[Saved entries]
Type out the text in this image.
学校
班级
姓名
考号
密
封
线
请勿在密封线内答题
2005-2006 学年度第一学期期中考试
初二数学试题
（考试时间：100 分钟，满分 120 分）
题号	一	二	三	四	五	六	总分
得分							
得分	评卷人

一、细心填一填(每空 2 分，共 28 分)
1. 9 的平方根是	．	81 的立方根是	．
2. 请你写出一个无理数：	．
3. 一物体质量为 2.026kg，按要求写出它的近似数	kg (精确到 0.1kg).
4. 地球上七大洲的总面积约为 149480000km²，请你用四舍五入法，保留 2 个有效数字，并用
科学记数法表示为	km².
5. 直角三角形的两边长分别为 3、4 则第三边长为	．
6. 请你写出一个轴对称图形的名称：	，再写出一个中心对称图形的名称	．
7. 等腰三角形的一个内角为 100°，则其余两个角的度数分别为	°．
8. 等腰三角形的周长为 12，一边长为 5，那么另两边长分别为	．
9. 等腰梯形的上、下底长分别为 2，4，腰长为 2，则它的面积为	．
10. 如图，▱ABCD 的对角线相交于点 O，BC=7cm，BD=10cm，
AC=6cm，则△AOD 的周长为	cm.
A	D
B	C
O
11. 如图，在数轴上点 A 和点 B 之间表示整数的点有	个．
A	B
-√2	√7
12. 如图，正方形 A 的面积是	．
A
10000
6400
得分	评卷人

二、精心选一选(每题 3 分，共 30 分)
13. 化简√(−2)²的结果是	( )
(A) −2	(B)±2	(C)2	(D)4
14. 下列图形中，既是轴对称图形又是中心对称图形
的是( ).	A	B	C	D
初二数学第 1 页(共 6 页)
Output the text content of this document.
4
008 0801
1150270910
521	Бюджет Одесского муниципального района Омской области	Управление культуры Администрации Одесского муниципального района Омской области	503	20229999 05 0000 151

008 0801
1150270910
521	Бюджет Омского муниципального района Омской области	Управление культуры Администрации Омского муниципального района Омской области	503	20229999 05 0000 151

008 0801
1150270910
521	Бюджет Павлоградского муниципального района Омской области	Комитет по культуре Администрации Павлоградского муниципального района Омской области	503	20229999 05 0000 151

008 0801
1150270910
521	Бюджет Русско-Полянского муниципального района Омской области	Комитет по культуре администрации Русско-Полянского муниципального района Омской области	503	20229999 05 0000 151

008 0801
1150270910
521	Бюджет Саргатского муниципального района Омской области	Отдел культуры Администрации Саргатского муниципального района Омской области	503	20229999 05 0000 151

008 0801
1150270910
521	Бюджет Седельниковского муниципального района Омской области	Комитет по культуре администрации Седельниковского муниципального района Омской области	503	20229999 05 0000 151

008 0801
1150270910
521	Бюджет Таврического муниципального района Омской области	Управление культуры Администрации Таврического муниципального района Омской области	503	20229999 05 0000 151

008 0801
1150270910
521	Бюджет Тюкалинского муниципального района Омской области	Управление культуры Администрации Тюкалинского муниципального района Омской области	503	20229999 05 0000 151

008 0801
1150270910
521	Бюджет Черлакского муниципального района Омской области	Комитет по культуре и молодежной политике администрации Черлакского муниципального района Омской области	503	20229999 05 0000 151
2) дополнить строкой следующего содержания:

Task statement →
Write out the entries above once more, without altering anything.

Answer for this exercise →
Type out the text in this image.
学校
班级
姓名
考号
密
封
线
请勿在密封线内答题
2005-2006 学年度第一学期期中考试
初二数学试题
（考试时间：100 分钟，满分 120 分）
题号	一	二	三	四	五	六	总分
得分							
得分	评卷人

一、细心填一填(每空 2 分，共 28 分)
1. 9 的平方根是	．	81 的立方根是	．
2. 请你写出一个无理数：	．
3. 一物体质量为 2.026kg，按要求写出它的近似数	kg (精确到 0.1kg).
4. 地球上七大洲的总面积约为 149480000km²，请你用四舍五入法，保留 2 个有效数字，并用
科学记数法表示为	km².
5. 直角三角形的两边长分别为 3、4 则第三边长为	．
6. 请你写出一个轴对称图形的名称：	，再写出一个中心对称图形的名称	．
7. 等腰三角形的一个内角为 100°，则其余两个角的度数分别为	°．
8. 等腰三角形的周长为 12，一边长为 5，那么另两边长分别为	．
9. 等腰梯形的上、下底长分别为 2，4，腰长为 2，则它的面积为	．
10. 如图，▱ABCD 的对角线相交于点 O，BC=7cm，BD=10cm，
AC=6cm，则△AOD 的周长为	cm.
A	D
B	C
O
11. 如图，在数轴上点 A 和点 B 之间表示整数的点有	个．
A	B
-√2	√7
12. 如图，正方形 A 的面积是	．
A
10000
6400
得分	评卷人

二、精心选一选(每题 3 分，共 30 分)
13. 化简√(−2)²的结果是	( )
(A) −2	(B)±2	(C)2	(D)4
14. 下列图形中，既是轴对称图形又是中心对称图形
的是( ).	A	B	C	D
初二数学第 1 页(共 6 页)
Output the text content of this document.
4
008 0801
1150270910
521	Бюджет Одесского муниципального района Омской области	Управление культуры Администрации Одесского муниципального района Омской области	503	20229999 05 0000 151

008 0801
1150270910
521	Бюджет Омского муниципального района Омской области	Управление культуры Администрации Омского муниципального района Омской области	503	20229999 05 0000 151

008 0801
1150270910
521	Бюджет Павлоградского муниципального района Омской области	Комитет по культуре Администрации Павлоградского муниципального района Омской области	503	20229999 05 0000 151

008 0801
1150270910
521	Бюджет Русско-Полянского муниципального района Омской области	Комитет по культуре администрации Русско-Полянского муниципального района Омской области	503	20229999 05 0000 151

008 0801
1150270910
521	Бюджет Саргатского муниципального района Омской области	Отдел культуры Администрации Саргатского муниципального района Омской области	503	20229999 05 0000 151

008 0801
1150270910
521	Бюджет Седельниковского муниципального района Омской области	Комитет по культуре администрации Седельниковского муниципального района Омской области	503	20229999 05 0000 151

008 0801
1150270910
521	Бюджет Таврического муниципального района Омской области	Управление культуры Администрации Таврического муниципального района Омской области	503	20229999 05 0000 151

008 0801
1150270910
521	Бюджет Тюкалинского муниципального района Омской области	Управление культуры Администрации Тюкалинского муниципального района Омской области	503	20229999 05 0000 151

008 0801
1150270910
521	Бюджет Черлакского муниципального района Омской области	Комитет по культуре и молодежной политике администрации Черлакского муниципального района Омской области	503	20229999 05 0000 151
2) дополнить строкой следующего содержания:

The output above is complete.